▼▼▼

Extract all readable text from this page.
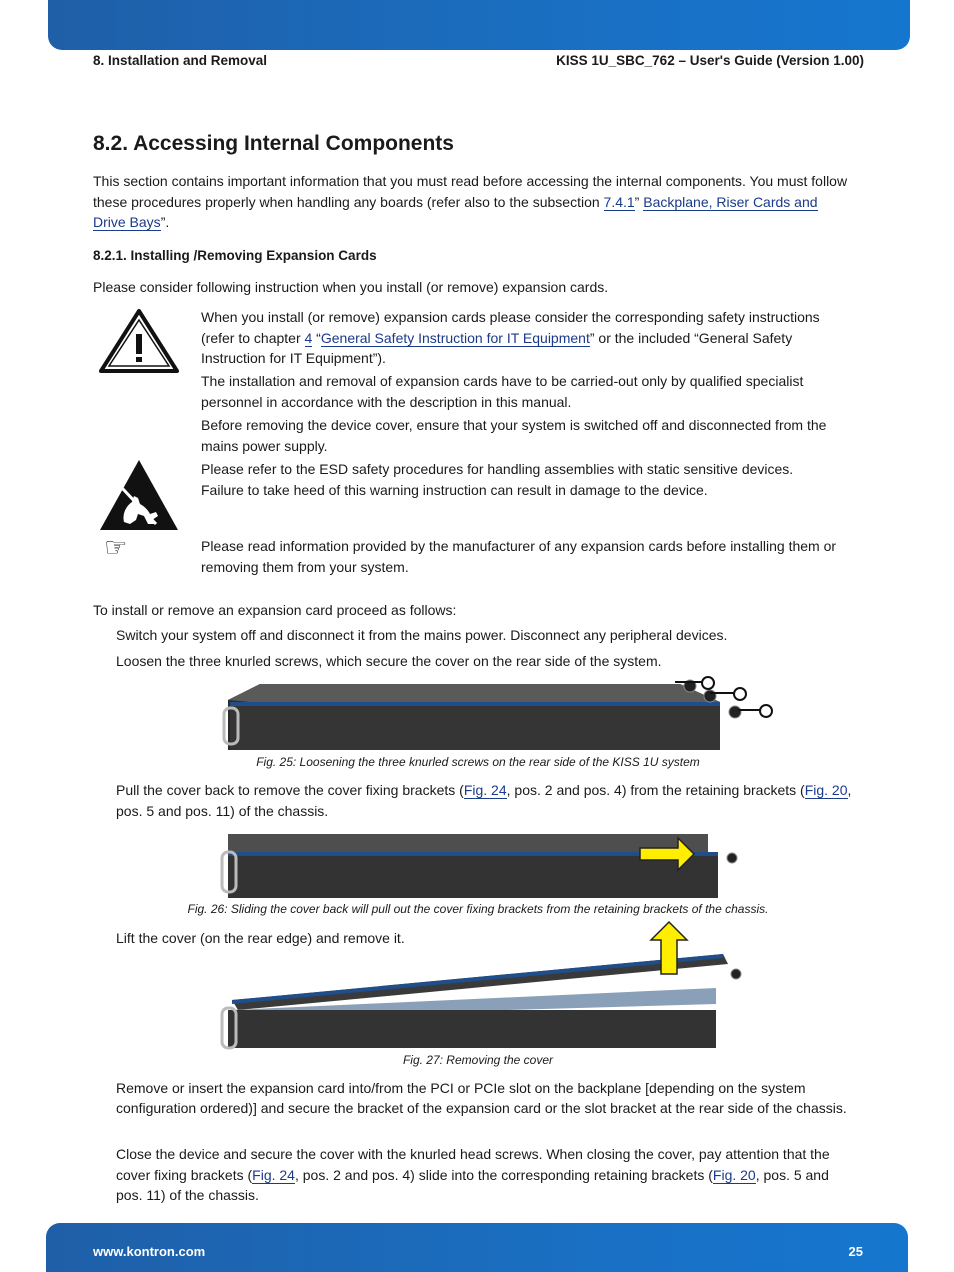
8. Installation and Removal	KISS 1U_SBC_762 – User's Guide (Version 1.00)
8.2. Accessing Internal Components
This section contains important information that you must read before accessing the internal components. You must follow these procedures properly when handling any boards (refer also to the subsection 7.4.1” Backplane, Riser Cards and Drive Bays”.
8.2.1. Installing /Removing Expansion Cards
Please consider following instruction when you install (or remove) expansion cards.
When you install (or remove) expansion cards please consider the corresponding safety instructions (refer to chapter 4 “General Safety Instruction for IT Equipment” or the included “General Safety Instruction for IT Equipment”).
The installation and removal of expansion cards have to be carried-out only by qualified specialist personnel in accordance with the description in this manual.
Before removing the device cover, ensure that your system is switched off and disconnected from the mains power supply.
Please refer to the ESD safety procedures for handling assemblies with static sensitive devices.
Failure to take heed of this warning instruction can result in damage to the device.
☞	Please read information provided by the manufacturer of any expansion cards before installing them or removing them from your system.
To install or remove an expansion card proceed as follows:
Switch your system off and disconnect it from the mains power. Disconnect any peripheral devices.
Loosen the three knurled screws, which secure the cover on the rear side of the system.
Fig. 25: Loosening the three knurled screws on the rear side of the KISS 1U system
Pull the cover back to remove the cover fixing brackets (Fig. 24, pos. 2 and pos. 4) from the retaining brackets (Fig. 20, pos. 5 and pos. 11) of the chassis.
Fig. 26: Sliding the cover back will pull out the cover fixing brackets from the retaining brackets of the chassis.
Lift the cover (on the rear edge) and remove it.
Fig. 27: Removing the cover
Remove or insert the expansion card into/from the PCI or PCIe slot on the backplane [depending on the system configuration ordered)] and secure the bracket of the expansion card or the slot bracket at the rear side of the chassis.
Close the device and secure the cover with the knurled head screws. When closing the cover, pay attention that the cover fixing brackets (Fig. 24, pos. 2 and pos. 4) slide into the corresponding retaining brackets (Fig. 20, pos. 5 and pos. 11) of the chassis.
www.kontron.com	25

▲▲▲
▼▼▼

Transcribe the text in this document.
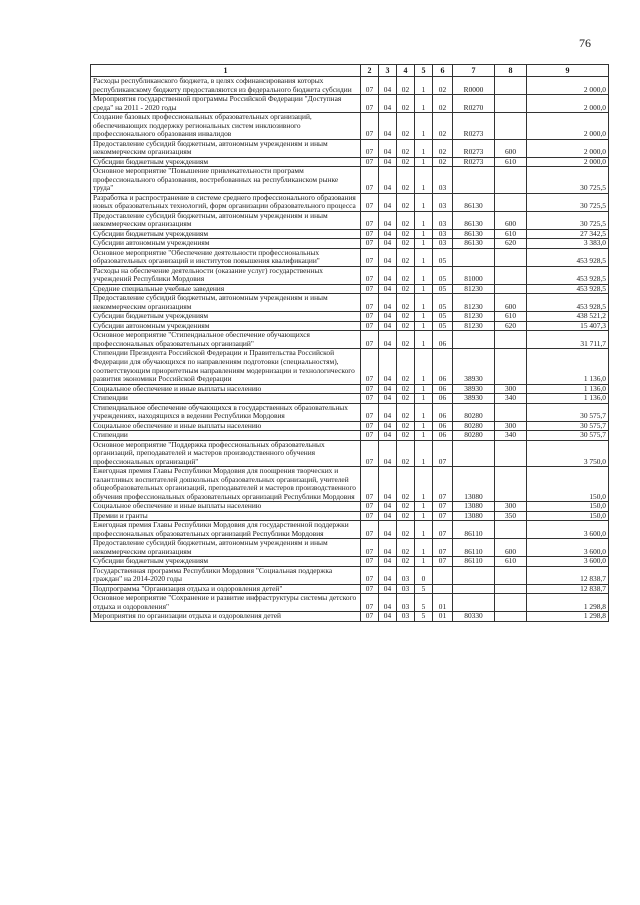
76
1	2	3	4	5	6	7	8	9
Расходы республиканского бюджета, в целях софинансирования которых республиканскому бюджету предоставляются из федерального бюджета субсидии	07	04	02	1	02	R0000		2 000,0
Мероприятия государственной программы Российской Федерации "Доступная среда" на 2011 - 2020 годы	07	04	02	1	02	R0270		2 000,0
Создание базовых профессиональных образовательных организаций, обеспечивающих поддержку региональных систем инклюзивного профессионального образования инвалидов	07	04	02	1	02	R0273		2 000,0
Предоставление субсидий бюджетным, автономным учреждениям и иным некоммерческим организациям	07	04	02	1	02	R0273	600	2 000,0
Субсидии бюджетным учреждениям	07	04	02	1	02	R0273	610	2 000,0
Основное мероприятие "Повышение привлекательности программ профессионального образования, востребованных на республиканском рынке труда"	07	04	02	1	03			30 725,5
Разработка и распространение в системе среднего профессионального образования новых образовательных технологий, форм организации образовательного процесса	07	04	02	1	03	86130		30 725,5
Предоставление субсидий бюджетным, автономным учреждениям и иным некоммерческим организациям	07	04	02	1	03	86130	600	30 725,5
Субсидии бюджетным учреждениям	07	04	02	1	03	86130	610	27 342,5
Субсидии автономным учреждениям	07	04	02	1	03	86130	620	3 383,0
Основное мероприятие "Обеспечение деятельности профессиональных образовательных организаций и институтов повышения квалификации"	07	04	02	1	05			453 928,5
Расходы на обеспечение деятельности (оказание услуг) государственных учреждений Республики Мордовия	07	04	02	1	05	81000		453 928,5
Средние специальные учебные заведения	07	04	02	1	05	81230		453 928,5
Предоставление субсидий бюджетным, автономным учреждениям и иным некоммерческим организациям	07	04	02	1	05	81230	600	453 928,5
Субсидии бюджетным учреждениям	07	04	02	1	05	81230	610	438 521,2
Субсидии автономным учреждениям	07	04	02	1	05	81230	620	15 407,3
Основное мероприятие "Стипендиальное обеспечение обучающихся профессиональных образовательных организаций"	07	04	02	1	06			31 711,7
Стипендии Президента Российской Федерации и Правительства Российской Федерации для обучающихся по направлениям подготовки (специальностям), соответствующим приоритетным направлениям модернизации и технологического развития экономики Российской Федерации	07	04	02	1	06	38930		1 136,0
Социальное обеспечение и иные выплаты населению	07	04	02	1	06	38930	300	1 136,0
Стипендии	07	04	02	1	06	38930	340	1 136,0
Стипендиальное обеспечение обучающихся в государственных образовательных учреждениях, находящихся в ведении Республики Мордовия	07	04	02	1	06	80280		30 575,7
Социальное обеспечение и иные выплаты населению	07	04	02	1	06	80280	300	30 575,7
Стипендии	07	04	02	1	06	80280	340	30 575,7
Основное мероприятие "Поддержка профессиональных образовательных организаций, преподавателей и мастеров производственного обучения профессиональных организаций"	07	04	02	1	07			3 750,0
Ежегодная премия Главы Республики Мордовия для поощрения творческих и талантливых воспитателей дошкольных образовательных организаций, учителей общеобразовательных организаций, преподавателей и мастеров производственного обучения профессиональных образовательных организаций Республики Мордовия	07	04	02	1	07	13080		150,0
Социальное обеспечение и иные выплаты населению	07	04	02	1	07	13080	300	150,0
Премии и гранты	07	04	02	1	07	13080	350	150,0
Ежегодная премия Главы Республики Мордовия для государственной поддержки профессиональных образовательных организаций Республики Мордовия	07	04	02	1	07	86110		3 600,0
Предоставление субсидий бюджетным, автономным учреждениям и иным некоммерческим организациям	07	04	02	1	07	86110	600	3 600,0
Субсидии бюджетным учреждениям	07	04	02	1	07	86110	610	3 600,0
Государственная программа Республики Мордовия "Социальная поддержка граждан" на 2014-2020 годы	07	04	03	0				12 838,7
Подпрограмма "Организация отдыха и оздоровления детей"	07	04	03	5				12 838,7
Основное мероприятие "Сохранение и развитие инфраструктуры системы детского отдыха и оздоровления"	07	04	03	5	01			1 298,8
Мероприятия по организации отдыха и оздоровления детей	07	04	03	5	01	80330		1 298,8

▲▲▲

* [EXERCISE TASK]: Show all lines from the records above where the word "обучающихся" occurs.

* [EXERCISE RESULT]:
Основное мероприятие "Стипендиальное обеспечение обучающихся профессиональных образовательных организаций"	07	04	02	1	06			31 711,7
Стипендии Президента Российской Федерации и Правительства Российской Федерации для обучающихся по направлениям подготовки (специальностям), соответствующим приоритетным направлениям модернизации и технологического развития экономики Российской Федерации	07	04	02	1	06	38930		1 136,0
Стипендиальное обеспечение обучающихся в государственных образовательных учреждениях, находящихся в ведении Республики Мордовия	07	04	02	1	06	80280		30 575,7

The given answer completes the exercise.